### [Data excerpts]
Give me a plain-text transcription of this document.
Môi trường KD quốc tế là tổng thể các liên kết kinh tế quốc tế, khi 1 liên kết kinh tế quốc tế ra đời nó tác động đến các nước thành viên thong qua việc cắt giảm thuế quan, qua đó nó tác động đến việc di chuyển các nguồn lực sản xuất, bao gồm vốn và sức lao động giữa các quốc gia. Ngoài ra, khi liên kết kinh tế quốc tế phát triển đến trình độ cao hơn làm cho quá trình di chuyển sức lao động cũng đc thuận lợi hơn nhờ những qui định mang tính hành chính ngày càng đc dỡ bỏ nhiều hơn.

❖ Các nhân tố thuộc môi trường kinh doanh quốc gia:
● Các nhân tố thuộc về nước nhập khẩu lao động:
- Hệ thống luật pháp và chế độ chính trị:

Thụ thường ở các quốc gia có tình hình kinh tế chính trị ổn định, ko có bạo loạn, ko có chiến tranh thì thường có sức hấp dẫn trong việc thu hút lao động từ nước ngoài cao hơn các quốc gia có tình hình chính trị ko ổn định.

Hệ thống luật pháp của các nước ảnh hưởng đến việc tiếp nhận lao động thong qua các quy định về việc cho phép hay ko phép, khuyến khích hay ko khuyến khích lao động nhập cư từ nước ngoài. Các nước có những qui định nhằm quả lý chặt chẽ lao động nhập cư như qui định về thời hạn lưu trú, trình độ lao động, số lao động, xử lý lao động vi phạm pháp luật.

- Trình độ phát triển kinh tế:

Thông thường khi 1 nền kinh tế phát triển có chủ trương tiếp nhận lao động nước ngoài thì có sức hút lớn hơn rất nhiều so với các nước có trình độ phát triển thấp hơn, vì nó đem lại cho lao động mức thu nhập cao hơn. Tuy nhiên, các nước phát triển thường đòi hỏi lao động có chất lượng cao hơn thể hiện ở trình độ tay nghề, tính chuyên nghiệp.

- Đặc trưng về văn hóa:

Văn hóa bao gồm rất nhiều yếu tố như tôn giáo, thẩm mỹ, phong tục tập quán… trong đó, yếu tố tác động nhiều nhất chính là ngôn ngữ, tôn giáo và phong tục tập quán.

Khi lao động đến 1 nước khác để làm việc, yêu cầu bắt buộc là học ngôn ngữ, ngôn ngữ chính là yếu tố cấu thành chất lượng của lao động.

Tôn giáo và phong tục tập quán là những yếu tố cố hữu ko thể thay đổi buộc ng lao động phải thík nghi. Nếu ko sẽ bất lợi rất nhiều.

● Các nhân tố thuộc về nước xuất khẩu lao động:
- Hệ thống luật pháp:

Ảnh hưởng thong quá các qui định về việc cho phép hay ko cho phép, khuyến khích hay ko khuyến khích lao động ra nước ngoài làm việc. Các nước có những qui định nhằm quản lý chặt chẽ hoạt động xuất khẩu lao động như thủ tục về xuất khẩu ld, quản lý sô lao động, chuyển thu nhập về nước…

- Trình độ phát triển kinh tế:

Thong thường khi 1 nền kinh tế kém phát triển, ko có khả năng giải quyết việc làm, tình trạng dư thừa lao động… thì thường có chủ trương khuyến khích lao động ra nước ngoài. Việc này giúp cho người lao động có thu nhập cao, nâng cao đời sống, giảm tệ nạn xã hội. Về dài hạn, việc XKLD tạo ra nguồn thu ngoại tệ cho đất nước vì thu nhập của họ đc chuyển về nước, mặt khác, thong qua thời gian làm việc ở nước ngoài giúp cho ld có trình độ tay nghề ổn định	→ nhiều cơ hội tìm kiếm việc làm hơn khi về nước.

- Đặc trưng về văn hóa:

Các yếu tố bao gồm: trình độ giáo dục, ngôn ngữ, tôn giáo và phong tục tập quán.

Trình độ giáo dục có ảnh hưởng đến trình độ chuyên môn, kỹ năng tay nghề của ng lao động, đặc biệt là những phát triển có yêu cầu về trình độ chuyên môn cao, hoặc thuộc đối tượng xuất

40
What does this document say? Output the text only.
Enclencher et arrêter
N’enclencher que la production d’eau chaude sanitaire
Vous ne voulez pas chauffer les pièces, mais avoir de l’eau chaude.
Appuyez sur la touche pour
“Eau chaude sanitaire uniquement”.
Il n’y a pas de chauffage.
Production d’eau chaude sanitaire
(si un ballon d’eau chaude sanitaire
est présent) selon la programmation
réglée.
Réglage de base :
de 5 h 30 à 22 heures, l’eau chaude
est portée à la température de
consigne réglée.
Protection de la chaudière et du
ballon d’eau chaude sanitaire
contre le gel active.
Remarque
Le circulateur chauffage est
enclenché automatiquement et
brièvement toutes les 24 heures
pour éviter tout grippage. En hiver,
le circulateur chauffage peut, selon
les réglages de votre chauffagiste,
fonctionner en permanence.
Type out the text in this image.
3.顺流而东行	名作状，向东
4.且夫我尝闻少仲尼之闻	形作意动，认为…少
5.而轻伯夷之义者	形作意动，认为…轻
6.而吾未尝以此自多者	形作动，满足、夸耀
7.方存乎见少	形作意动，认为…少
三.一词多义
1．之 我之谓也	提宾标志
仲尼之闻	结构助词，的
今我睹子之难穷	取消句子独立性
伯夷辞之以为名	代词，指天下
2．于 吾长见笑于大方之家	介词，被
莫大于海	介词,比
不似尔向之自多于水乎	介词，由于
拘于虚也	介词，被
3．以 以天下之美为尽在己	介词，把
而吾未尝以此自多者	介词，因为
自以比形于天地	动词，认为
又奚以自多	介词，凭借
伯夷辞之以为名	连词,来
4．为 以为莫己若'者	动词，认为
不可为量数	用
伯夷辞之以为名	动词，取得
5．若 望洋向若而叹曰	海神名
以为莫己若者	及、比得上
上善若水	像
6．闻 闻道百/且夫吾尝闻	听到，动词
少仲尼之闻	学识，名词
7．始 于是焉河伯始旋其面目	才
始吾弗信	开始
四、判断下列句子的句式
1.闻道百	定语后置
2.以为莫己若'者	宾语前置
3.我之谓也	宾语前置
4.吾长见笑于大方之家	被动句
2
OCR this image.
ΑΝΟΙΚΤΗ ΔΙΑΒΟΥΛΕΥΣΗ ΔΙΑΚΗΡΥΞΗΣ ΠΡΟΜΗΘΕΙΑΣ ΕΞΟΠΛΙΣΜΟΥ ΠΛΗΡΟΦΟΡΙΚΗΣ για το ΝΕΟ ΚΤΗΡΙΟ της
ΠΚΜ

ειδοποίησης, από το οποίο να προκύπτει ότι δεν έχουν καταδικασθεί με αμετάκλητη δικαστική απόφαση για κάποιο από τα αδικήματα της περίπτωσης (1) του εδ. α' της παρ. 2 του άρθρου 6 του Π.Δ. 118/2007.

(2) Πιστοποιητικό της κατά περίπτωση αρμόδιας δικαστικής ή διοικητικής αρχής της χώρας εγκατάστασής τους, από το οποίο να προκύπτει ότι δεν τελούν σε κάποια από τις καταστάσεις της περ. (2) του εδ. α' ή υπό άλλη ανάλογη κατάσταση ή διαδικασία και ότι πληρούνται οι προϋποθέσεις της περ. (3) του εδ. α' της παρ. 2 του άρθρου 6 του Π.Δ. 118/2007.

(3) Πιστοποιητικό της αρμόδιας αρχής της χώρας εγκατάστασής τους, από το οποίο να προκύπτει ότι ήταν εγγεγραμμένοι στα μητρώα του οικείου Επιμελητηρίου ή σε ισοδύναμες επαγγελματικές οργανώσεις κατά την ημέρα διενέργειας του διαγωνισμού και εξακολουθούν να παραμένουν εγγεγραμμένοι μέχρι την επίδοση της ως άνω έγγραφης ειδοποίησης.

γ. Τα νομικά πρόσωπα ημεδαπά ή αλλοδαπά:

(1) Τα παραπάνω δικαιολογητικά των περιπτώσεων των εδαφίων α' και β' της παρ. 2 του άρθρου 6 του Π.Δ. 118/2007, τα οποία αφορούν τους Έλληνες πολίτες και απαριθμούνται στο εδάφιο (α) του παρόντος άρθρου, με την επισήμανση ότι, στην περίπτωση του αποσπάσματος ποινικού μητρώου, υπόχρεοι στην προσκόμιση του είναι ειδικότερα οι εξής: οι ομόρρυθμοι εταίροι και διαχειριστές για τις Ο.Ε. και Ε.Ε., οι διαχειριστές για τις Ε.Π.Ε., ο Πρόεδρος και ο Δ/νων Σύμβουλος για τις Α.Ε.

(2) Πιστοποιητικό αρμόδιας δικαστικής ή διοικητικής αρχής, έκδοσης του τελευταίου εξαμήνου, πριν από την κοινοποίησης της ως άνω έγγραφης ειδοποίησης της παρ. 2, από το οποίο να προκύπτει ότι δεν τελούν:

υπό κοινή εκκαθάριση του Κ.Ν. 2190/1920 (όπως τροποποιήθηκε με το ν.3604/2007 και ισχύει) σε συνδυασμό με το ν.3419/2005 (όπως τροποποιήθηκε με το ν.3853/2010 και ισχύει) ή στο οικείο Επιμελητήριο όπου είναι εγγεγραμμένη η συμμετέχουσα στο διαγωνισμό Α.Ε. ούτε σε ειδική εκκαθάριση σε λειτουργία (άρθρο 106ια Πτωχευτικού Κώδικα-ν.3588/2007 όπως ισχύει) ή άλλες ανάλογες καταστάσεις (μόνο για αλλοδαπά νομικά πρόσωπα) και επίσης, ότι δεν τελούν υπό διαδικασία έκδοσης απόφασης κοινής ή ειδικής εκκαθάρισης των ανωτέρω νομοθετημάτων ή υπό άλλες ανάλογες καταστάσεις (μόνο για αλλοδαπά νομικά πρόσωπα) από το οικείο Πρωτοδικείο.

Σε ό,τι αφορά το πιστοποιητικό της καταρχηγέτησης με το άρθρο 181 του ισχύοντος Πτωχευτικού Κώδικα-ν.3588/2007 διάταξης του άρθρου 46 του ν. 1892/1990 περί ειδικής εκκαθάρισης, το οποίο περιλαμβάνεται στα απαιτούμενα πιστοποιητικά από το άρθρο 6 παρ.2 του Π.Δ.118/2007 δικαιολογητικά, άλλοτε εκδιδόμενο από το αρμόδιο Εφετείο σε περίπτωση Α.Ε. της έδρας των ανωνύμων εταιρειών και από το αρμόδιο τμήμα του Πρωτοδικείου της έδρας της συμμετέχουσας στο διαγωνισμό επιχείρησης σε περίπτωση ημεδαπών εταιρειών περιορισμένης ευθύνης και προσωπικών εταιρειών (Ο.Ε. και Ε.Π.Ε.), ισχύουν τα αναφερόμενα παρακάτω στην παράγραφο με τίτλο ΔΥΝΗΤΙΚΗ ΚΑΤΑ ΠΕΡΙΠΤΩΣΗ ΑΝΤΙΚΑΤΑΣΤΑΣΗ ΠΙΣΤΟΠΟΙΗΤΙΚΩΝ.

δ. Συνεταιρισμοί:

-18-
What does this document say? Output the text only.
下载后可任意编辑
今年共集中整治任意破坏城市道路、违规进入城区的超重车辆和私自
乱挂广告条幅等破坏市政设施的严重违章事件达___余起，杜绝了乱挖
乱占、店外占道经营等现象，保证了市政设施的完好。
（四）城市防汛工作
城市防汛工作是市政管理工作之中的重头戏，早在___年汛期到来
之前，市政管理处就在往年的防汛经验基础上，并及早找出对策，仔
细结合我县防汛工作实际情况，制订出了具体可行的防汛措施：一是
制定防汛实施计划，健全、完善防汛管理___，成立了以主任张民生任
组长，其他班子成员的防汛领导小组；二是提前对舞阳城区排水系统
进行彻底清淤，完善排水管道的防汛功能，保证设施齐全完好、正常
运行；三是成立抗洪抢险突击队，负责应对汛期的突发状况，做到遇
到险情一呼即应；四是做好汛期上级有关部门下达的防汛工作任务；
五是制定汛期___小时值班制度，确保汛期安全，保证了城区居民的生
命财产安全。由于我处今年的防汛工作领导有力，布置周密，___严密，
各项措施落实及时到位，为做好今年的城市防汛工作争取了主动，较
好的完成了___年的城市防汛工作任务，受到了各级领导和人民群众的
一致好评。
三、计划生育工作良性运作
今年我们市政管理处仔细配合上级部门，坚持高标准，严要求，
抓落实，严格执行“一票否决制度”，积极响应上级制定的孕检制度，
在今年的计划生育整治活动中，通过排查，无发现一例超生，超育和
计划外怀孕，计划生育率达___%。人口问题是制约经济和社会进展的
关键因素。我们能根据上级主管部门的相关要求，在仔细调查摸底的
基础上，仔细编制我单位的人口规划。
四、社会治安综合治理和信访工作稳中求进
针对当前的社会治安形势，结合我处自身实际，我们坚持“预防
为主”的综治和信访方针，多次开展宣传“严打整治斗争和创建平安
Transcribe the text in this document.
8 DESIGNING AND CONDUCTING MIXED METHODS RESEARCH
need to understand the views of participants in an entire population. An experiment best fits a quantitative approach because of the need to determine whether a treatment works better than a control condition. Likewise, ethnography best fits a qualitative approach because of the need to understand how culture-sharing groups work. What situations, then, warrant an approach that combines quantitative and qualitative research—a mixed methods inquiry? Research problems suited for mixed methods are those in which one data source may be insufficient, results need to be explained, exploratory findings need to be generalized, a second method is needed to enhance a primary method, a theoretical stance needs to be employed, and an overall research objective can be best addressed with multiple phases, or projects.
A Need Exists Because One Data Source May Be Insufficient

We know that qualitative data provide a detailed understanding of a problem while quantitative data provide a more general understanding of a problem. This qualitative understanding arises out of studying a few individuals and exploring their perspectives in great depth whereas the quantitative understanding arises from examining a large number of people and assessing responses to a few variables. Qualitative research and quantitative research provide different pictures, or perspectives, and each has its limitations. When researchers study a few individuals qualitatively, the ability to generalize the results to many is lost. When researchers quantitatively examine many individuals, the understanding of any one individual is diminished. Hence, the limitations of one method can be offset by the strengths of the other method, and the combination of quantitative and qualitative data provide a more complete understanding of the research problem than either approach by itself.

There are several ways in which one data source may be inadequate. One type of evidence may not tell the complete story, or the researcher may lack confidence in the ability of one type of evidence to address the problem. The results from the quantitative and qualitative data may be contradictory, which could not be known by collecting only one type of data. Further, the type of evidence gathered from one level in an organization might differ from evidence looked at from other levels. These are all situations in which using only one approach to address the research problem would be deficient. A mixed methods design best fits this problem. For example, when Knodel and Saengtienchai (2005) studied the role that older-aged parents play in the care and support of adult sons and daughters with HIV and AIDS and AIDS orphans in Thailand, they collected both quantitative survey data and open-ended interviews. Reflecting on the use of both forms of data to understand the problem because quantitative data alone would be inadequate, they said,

### [GOAL OF THE EXERCISE]
Pull out each line of the entries that contains "nhân".

### [FINISHED ANSWER]
❖ Các nhân tố thuộc môi trường kinh doanh quốc gia:
● Các nhân tố thuộc về nước nhập khẩu lao động:
● Các nhân tố thuộc về nước xuất khẩu lao động:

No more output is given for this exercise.